> _PROBLEM DETAILS_: Copy out all the lines where "only" shows up.

* start AVAILABLE RECORDS *

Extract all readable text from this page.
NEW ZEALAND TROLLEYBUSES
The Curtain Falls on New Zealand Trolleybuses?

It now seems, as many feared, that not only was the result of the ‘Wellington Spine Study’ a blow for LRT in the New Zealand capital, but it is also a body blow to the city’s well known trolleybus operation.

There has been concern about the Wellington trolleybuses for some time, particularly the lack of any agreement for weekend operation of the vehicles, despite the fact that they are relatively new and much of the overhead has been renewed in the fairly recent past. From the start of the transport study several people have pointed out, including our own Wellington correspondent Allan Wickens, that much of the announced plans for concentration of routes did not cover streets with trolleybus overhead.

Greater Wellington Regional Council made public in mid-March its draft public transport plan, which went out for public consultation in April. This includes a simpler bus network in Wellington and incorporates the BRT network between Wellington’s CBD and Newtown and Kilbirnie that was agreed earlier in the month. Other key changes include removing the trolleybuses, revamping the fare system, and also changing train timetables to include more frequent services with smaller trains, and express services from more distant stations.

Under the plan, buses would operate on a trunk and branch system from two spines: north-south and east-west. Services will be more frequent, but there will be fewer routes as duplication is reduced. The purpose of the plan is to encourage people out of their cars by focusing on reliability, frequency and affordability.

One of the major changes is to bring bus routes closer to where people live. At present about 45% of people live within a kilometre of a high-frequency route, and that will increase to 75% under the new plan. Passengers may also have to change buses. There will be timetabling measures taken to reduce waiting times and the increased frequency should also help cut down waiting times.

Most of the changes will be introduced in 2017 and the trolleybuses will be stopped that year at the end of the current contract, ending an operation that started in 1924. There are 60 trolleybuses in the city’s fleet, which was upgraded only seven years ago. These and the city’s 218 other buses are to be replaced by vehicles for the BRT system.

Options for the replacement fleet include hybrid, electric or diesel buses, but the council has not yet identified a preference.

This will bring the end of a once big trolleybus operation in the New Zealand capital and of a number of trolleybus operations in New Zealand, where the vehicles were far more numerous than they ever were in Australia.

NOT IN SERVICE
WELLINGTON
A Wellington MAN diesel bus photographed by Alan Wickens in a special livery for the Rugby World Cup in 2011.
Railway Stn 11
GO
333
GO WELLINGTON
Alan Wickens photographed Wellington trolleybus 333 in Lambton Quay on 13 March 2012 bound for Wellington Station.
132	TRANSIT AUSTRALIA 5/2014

* end AVAILABLE RECORDS *

> _ANSWER_:
It now seems, as many feared, that not only was the result of the ‘Wellington Spine Study’ a blow for LRT in the New Zealand capital, but it is also a body blow to the city’s well known trolleybus operation.
Most of the changes will be introduced in 2017 and the trolleybuses will be stopped that year at the end of the current contract, ending an operation that started in 1924. There are 60 trolleybuses in the city’s fleet, which was upgraded only seven years ago. These and the city’s 218 other buses are to be replaced by vehicles for the BRT system.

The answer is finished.